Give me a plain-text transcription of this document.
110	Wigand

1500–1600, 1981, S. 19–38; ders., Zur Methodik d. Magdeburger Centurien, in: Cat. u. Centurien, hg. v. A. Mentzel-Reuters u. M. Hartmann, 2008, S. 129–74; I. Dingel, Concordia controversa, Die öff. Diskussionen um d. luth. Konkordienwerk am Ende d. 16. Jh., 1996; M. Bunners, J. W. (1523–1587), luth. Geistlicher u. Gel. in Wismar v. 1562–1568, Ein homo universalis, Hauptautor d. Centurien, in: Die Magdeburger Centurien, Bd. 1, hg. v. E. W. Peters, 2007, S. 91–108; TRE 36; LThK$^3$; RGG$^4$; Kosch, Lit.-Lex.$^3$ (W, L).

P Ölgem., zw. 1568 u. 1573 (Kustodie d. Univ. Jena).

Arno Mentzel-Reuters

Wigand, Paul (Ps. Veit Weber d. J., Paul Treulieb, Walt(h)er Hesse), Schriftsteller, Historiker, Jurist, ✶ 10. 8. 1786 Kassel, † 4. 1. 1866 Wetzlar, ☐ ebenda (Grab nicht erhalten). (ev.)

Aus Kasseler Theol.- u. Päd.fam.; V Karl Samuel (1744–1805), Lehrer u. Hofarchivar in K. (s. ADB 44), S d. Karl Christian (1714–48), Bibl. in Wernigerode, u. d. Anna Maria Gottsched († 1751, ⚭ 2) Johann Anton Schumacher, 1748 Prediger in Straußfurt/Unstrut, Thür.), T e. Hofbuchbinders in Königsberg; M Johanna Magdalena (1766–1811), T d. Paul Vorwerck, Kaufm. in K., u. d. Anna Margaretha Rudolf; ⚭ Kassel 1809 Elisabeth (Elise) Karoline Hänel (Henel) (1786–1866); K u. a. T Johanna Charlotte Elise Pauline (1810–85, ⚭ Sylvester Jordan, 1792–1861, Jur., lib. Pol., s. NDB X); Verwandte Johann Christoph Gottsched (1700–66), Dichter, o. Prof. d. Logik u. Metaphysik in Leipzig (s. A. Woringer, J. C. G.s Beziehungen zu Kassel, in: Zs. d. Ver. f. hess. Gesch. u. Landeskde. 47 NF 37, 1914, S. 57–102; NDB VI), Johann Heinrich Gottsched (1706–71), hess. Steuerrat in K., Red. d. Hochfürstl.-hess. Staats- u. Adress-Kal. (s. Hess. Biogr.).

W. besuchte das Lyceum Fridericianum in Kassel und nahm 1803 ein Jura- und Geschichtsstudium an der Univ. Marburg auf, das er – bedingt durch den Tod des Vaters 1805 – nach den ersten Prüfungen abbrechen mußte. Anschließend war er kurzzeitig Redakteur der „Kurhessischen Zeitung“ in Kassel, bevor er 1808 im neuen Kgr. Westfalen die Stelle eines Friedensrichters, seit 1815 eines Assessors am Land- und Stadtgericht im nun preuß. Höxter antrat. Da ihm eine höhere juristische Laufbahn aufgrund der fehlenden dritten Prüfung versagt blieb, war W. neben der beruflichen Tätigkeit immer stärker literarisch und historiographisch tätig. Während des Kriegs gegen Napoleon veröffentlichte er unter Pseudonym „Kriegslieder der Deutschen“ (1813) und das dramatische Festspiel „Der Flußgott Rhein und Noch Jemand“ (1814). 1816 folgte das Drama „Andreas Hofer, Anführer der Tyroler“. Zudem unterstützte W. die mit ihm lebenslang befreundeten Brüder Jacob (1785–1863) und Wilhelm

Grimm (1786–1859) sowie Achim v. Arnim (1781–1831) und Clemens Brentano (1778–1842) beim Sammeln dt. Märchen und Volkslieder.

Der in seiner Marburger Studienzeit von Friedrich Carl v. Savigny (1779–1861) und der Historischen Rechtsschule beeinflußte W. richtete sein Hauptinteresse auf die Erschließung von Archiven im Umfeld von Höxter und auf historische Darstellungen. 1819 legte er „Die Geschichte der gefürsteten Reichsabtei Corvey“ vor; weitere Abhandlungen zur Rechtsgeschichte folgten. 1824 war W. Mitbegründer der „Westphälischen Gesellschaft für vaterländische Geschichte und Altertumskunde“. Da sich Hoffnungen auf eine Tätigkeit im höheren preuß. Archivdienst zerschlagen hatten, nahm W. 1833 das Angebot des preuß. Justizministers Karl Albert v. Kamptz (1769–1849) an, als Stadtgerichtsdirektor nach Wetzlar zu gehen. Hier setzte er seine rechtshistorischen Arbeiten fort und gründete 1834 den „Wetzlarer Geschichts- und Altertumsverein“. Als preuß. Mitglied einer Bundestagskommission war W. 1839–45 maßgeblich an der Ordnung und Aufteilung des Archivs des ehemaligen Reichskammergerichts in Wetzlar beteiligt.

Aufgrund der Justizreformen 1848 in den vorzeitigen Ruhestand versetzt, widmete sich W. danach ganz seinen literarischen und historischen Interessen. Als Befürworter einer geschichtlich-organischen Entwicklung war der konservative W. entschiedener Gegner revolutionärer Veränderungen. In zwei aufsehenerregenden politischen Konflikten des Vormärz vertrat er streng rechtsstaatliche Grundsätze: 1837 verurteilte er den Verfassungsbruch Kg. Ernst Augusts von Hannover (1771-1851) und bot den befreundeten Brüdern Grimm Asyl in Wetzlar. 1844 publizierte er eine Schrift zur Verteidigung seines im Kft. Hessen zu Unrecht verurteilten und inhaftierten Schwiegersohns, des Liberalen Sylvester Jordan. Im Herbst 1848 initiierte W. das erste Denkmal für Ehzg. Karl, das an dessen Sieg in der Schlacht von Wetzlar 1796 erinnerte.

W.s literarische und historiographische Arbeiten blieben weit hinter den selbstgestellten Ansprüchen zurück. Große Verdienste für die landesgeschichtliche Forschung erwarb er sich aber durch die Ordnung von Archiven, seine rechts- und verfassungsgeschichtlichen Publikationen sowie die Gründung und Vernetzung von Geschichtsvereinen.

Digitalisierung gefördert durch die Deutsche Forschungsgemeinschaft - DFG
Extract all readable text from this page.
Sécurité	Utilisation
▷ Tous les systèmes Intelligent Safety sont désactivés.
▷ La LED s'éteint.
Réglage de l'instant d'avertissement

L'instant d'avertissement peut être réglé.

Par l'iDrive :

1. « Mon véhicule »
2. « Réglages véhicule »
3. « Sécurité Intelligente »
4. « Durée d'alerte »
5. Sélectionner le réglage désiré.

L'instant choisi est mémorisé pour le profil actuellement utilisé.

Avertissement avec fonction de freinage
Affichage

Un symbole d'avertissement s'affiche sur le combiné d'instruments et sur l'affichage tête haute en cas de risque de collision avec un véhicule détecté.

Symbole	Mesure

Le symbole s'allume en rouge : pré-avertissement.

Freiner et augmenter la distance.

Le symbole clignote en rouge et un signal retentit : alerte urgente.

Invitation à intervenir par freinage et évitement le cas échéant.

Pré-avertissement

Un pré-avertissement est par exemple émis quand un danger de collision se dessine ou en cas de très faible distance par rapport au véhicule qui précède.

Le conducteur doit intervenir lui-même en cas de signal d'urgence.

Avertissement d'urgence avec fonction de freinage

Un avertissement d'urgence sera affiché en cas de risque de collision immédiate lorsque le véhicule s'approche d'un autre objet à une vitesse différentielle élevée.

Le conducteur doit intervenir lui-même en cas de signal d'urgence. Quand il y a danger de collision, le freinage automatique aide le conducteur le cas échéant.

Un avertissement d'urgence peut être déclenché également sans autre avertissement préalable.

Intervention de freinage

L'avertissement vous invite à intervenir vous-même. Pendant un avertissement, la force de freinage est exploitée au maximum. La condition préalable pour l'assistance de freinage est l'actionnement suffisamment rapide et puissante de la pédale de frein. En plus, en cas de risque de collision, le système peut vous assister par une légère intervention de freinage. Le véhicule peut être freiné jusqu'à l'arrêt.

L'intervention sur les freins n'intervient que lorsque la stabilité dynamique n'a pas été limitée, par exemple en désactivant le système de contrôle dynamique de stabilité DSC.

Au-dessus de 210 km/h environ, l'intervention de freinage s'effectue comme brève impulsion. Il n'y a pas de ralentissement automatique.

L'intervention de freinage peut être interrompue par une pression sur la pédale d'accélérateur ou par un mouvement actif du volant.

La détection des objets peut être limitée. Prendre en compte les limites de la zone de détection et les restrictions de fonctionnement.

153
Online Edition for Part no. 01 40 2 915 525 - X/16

__________

### Task details:
From the data above, copy out every line with the string "Ordnung" in it.

### Solution to the problem:
Der in seiner Marburger Studienzeit von Friedrich Carl v. Savigny (1779–1861) und der Historischen Rechtsschule beeinflußte W. richtete sein Hauptinteresse auf die Erschließung von Archiven im Umfeld von Höxter und auf historische Darstellungen. 1819 legte er „Die Geschichte der gefürsteten Reichsabtei Corvey“ vor; weitere Abhandlungen zur Rechtsgeschichte folgten. 1824 war W. Mitbegründer der „Westphälischen Gesellschaft für vaterländische Geschichte und Altertumskunde“. Da sich Hoffnungen auf eine Tätigkeit im höheren preuß. Archivdienst zerschlagen hatten, nahm W. 1833 das Angebot des preuß. Justizministers Karl Albert v. Kamptz (1769–1849) an, als Stadtgerichtsdirektor nach Wetzlar zu gehen. Hier setzte er seine rechtshistorischen Arbeiten fort und gründete 1834 den „Wetzlarer Geschichts- und Altertumsverein“. Als preuß. Mitglied einer Bundestagskommission war W. 1839–45 maßgeblich an der Ordnung und Aufteilung des Archivs des ehemaligen Reichskammergerichts in Wetzlar beteiligt.
W.s literarische und historiographische Arbeiten blieben weit hinter den selbstgestellten Ansprüchen zurück. Große Verdienste für die landesgeschichtliche Forschung erwarb er sich aber durch die Ordnung von Archiven, seine rechts- und verfassungsgeschichtlichen Publikationen sowie die Gründung und Vernetzung von Geschichtsvereinen.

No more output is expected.